## EXERCISE DETAILS
Repeat the records in full and exactly, omitting pictures.

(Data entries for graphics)

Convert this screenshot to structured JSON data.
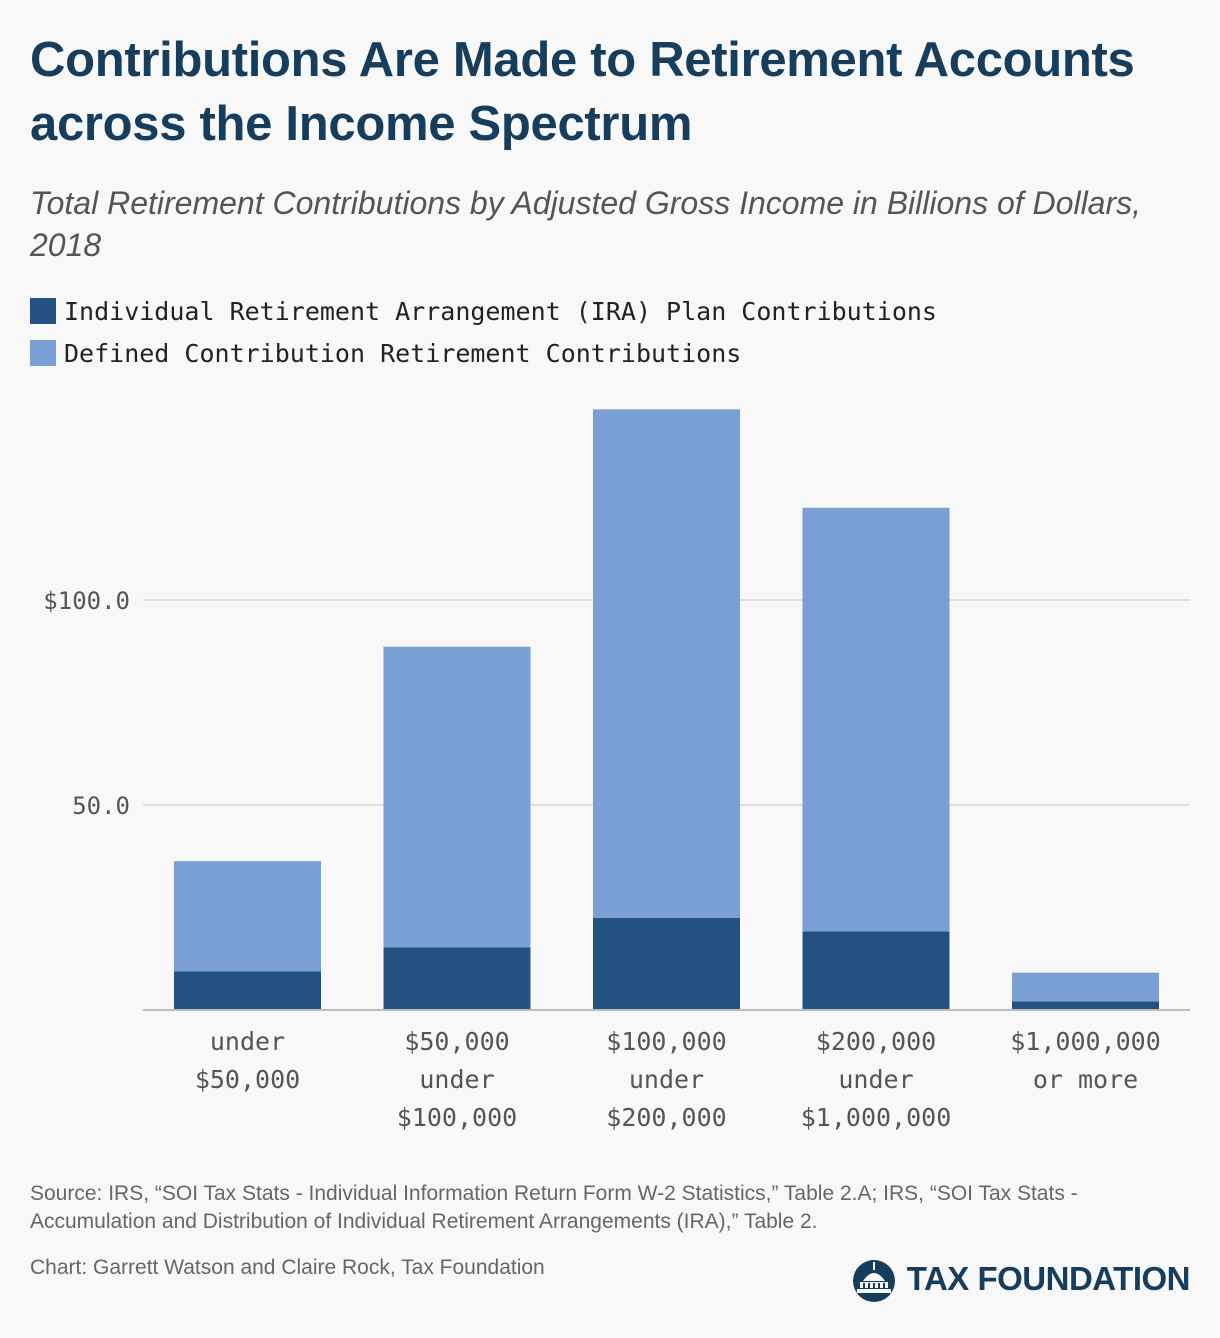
{
  "title": "Contributions Are Made to Retirement Accounts across the Income Spectrum",
  "subtitle": "Total Retirement Contributions by Adjusted Gross Income in Billions of Dollars, 2018",
  "legend": [
    {
      "label": "Individual Retirement Arrangement (IRA) Plan Contributions",
      "color": "#245383"
    },
    {
      "label": "Defined Contribution Retirement Contributions",
      "color": "#7a9fd4"
    }
  ],
  "source": "Source: IRS, “SOI Tax Stats - Individual Information Return Form W-2 Statistics,” Table 2.A; IRS, “SOI Tax Stats - Accumulation and Distribution of Individual Retirement Arrangements (IRA),” Table 2.",
  "credit": "Chart: Garrett Watson and Claire Rock, Tax Foundation",
  "logo_text": "TAX FOUNDATION",
  "chart_data": {
    "type": "bar",
    "stacked": true,
    "categories": [
      [
        "under",
        "$50,000"
      ],
      [
        "$50,000",
        "under",
        "$100,000"
      ],
      [
        "$100,000",
        "under",
        "$200,000"
      ],
      [
        "$200,000",
        "under",
        "$1,000,000"
      ],
      [
        "$1,000,000",
        "or more"
      ]
    ],
    "series": [
      {
        "name": "Individual Retirement Arrangement (IRA) Plan Contributions",
        "color": "#245383",
        "values": [
          9.4,
          15.3,
          22.5,
          19.2,
          2.1
        ]
      },
      {
        "name": "Defined Contribution Retirement Contributions",
        "color": "#7a9fd4",
        "values": [
          26.9,
          73.3,
          124.0,
          103.3,
          7.0
        ]
      }
    ],
    "y_ticks": [
      {
        "value": 50,
        "label": "50.0"
      },
      {
        "value": 100,
        "label": "$100.0"
      }
    ],
    "ylim": [
      0,
      150
    ],
    "grid": true
  }
}
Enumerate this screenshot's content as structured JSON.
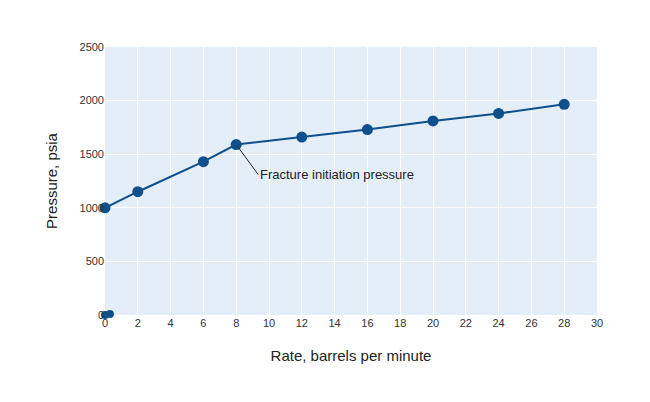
{
  "chart_data": {
    "type": "line",
    "x_label": "Rate, barrels per minute",
    "y_label": "Pressure, psia",
    "series": [
      {
        "type": "line",
        "color": "#0e4f8c",
        "marker": "circle",
        "x": [
          0,
          2,
          6,
          8,
          12,
          16,
          20,
          24,
          28
        ],
        "values": [
          1000,
          1150,
          1430,
          1590,
          1660,
          1730,
          1810,
          1880,
          1965
        ]
      },
      {
        "type": "scatter",
        "color": "#0e4f8c",
        "marker": "circle",
        "x": [
          0,
          0.3
        ],
        "values": [
          0,
          10
        ]
      }
    ],
    "annotations": [
      {
        "text": "Fracture initiation pressure",
        "x": 8,
        "y": 1590
      }
    ],
    "xlim": [
      0,
      30
    ],
    "xticks": [
      0,
      2,
      4,
      6,
      8,
      10,
      12,
      14,
      16,
      18,
      20,
      22,
      24,
      26,
      28,
      30
    ],
    "ylim": [
      0,
      2500
    ],
    "yticks": [
      0,
      500,
      1000,
      1500,
      2000,
      2500
    ],
    "grid": true
  }
}
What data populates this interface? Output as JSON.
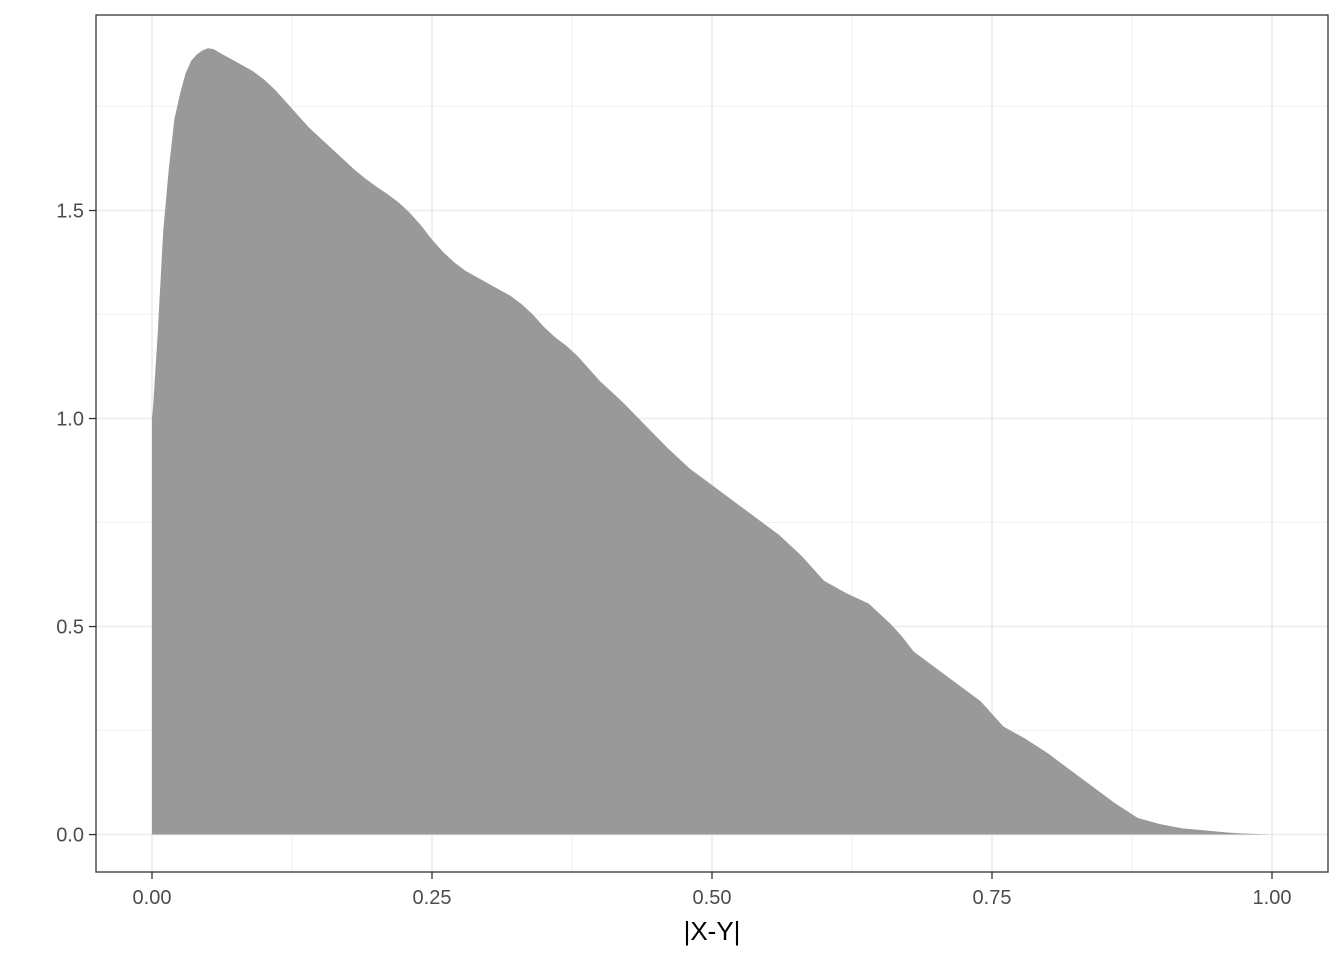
{
  "chart_data": {
    "type": "area",
    "title": "",
    "xlabel": "|X-Y|",
    "ylabel": "",
    "xlim": [
      -0.05,
      1.05
    ],
    "ylim": [
      -0.09,
      1.97
    ],
    "x_ticks": [
      0,
      0.25,
      0.5,
      0.75,
      1.0
    ],
    "x_tick_labels": [
      "0.00",
      "0.25",
      "0.50",
      "0.75",
      "1.00"
    ],
    "y_ticks": [
      0,
      0.5,
      1.0,
      1.5
    ],
    "y_tick_labels": [
      "0.0",
      "0.5",
      "1.0",
      "1.5"
    ],
    "x_minor_ticks": [
      0.125,
      0.375,
      0.625,
      0.875
    ],
    "y_minor_ticks": [
      0.25,
      0.75,
      1.25,
      1.75
    ],
    "grid": true,
    "legend": "none",
    "fill_color": "#999999",
    "fill_opacity": 1,
    "series": [
      {
        "x": [
          0,
          0.001,
          0.005,
          0.01,
          0.015,
          0.02,
          0.025,
          0.03,
          0.035,
          0.04,
          0.045,
          0.05,
          0.055,
          0.06,
          0.07,
          0.08,
          0.09,
          0.1,
          0.11,
          0.12,
          0.13,
          0.14,
          0.15,
          0.16,
          0.17,
          0.18,
          0.19,
          0.2,
          0.21,
          0.22,
          0.23,
          0.24,
          0.25,
          0.26,
          0.27,
          0.28,
          0.29,
          0.3,
          0.31,
          0.32,
          0.33,
          0.34,
          0.35,
          0.36,
          0.37,
          0.38,
          0.39,
          0.4,
          0.42,
          0.44,
          0.46,
          0.48,
          0.5,
          0.52,
          0.54,
          0.56,
          0.58,
          0.6,
          0.62,
          0.64,
          0.65,
          0.66,
          0.67,
          0.68,
          0.7,
          0.72,
          0.74,
          0.75,
          0.76,
          0.78,
          0.8,
          0.82,
          0.84,
          0.86,
          0.88,
          0.9,
          0.92,
          0.94,
          0.96,
          0.97,
          0.98,
          0.99,
          1.0
        ],
        "y": [
          1.0,
          1.03,
          1.2,
          1.45,
          1.6,
          1.72,
          1.78,
          1.83,
          1.86,
          1.875,
          1.885,
          1.89,
          1.888,
          1.88,
          1.865,
          1.85,
          1.835,
          1.815,
          1.79,
          1.76,
          1.73,
          1.7,
          1.675,
          1.65,
          1.625,
          1.6,
          1.578,
          1.558,
          1.54,
          1.52,
          1.495,
          1.465,
          1.43,
          1.4,
          1.375,
          1.355,
          1.34,
          1.325,
          1.31,
          1.295,
          1.275,
          1.25,
          1.22,
          1.195,
          1.175,
          1.15,
          1.12,
          1.09,
          1.04,
          0.985,
          0.93,
          0.88,
          0.84,
          0.8,
          0.76,
          0.72,
          0.67,
          0.61,
          0.58,
          0.555,
          0.53,
          0.505,
          0.475,
          0.44,
          0.4,
          0.36,
          0.32,
          0.29,
          0.26,
          0.23,
          0.195,
          0.155,
          0.115,
          0.075,
          0.04,
          0.025,
          0.015,
          0.01,
          0.005,
          0.003,
          0.002,
          0.001,
          0.0
        ]
      }
    ]
  }
}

## SOLUTION TO THE PROBLEM
Convert this screenshot to structured JSON data.
{
  "title": "Contributions Are Made to Retirement Accounts across the Income Spectrum",
  "subtitle": "Total Retirement Contributions by Adjusted Gross Income in Billions of Dollars, 2018",
  "legend": [
    {
      "label": "Individual Retirement Arrangement (IRA) Plan Contributions",
      "color": "#245383"
    },
    {
      "label": "Defined Contribution Retirement Contributions",
      "color": "#7a9fd4"
    }
  ],
  "source": "Source: IRS, “SOI Tax Stats - Individual Information Return Form W-2 Statistics,” Table 2.A; IRS, “SOI Tax Stats - Accumulation and Distribution of Individual Retirement Arrangements (IRA),” Table 2.",
  "credit": "Chart: Garrett Watson and Claire Rock, Tax Foundation",
  "logo_text": "TAX FOUNDATION",
  "chart_data": {
    "type": "bar",
    "stacked": true,
    "categories": [
      [
        "under",
        "$50,000"
      ],
      [
        "$50,000",
        "under",
        "$100,000"
      ],
      [
        "$100,000",
        "under",
        "$200,000"
      ],
      [
        "$200,000",
        "under",
        "$1,000,000"
      ],
      [
        "$1,000,000",
        "or more"
      ]
    ],
    "series": [
      {
        "name": "Individual Retirement Arrangement (IRA) Plan Contributions",
        "color": "#245383",
        "values": [
          9.4,
          15.3,
          22.5,
          19.2,
          2.1
        ]
      },
      {
        "name": "Defined Contribution Retirement Contributions",
        "color": "#7a9fd4",
        "values": [
          26.9,
          73.3,
          124.0,
          103.3,
          7.0
        ]
      }
    ],
    "y_ticks": [
      {
        "value": 50,
        "label": "50.0"
      },
      {
        "value": 100,
        "label": "$100.0"
      }
    ],
    "ylim": [
      0,
      150
    ],
    "grid": true
  }
}
Enumerate this screenshot's content as structured JSON.
{
  "chart_data": {
    "type": "line",
    "x_label": "Rate, barrels per minute",
    "y_label": "Pressure, psia",
    "series": [
      {
        "type": "line",
        "color": "#0e4f8c",
        "marker": "circle",
        "x": [
          0,
          2,
          6,
          8,
          12,
          16,
          20,
          24,
          28
        ],
        "values": [
          1000,
          1150,
          1430,
          1590,
          1660,
          1730,
          1810,
          1880,
          1965
        ]
      },
      {
        "type": "scatter",
        "color": "#0e4f8c",
        "marker": "circle",
        "x": [
          0,
          0.3
        ],
        "values": [
          0,
          10
        ]
      }
    ],
    "annotations": [
      {
        "text": "Fracture initiation pressure",
        "x": 8,
        "y": 1590
      }
    ],
    "xlim": [
      0,
      30
    ],
    "xticks": [
      0,
      2,
      4,
      6,
      8,
      10,
      12,
      14,
      16,
      18,
      20,
      22,
      24,
      26,
      28,
      30
    ],
    "ylim": [
      0,
      2500
    ],
    "yticks": [
      0,
      500,
      1000,
      1500,
      2000,
      2500
    ],
    "grid": true
  }
}
What data populates this interface? Output as JSON.
{
  "chart_data": {
    "type": "area",
    "title": "",
    "xlabel": "|X-Y|",
    "ylabel": "",
    "xlim": [
      -0.05,
      1.05
    ],
    "ylim": [
      -0.09,
      1.97
    ],
    "x_ticks": [
      0,
      0.25,
      0.5,
      0.75,
      1.0
    ],
    "x_tick_labels": [
      "0.00",
      "0.25",
      "0.50",
      "0.75",
      "1.00"
    ],
    "y_ticks": [
      0,
      0.5,
      1.0,
      1.5
    ],
    "y_tick_labels": [
      "0.0",
      "0.5",
      "1.0",
      "1.5"
    ],
    "x_minor_ticks": [
      0.125,
      0.375,
      0.625,
      0.875
    ],
    "y_minor_ticks": [
      0.25,
      0.75,
      1.25,
      1.75
    ],
    "grid": true,
    "legend": "none",
    "fill_color": "#999999",
    "fill_opacity": 1,
    "series": [
      {
        "x": [
          0,
          0.001,
          0.005,
          0.01,
          0.015,
          0.02,
          0.025,
          0.03,
          0.035,
          0.04,
          0.045,
          0.05,
          0.055,
          0.06,
          0.07,
          0.08,
          0.09,
          0.1,
          0.11,
          0.12,
          0.13,
          0.14,
          0.15,
          0.16,
          0.17,
          0.18,
          0.19,
          0.2,
          0.21,
          0.22,
          0.23,
          0.24,
          0.25,
          0.26,
          0.27,
          0.28,
          0.29,
          0.3,
          0.31,
          0.32,
          0.33,
          0.34,
          0.35,
          0.36,
          0.37,
          0.38,
          0.39,
          0.4,
          0.42,
          0.44,
          0.46,
          0.48,
          0.5,
          0.52,
          0.54,
          0.56,
          0.58,
          0.6,
          0.62,
          0.64,
          0.65,
          0.66,
          0.67,
          0.68,
          0.7,
          0.72,
          0.74,
          0.75,
          0.76,
          0.78,
          0.8,
          0.82,
          0.84,
          0.86,
          0.88,
          0.9,
          0.92,
          0.94,
          0.96,
          0.97,
          0.98,
          0.99,
          1.0
        ],
        "y": [
          1.0,
          1.03,
          1.2,
          1.45,
          1.6,
          1.72,
          1.78,
          1.83,
          1.86,
          1.875,
          1.885,
          1.89,
          1.888,
          1.88,
          1.865,
          1.85,
          1.835,
          1.815,
          1.79,
          1.76,
          1.73,
          1.7,
          1.675,
          1.65,
          1.625,
          1.6,
          1.578,
          1.558,
          1.54,
          1.52,
          1.495,
          1.465,
          1.43,
          1.4,
          1.375,
          1.355,
          1.34,
          1.325,
          1.31,
          1.295,
          1.275,
          1.25,
          1.22,
          1.195,
          1.175,
          1.15,
          1.12,
          1.09,
          1.04,
          0.985,
          0.93,
          0.88,
          0.84,
          0.8,
          0.76,
          0.72,
          0.67,
          0.61,
          0.58,
          0.555,
          0.53,
          0.505,
          0.475,
          0.44,
          0.4,
          0.36,
          0.32,
          0.29,
          0.26,
          0.23,
          0.195,
          0.155,
          0.115,
          0.075,
          0.04,
          0.025,
          0.015,
          0.01,
          0.005,
          0.003,
          0.002,
          0.001,
          0.0
        ]
      }
    ]
  }
}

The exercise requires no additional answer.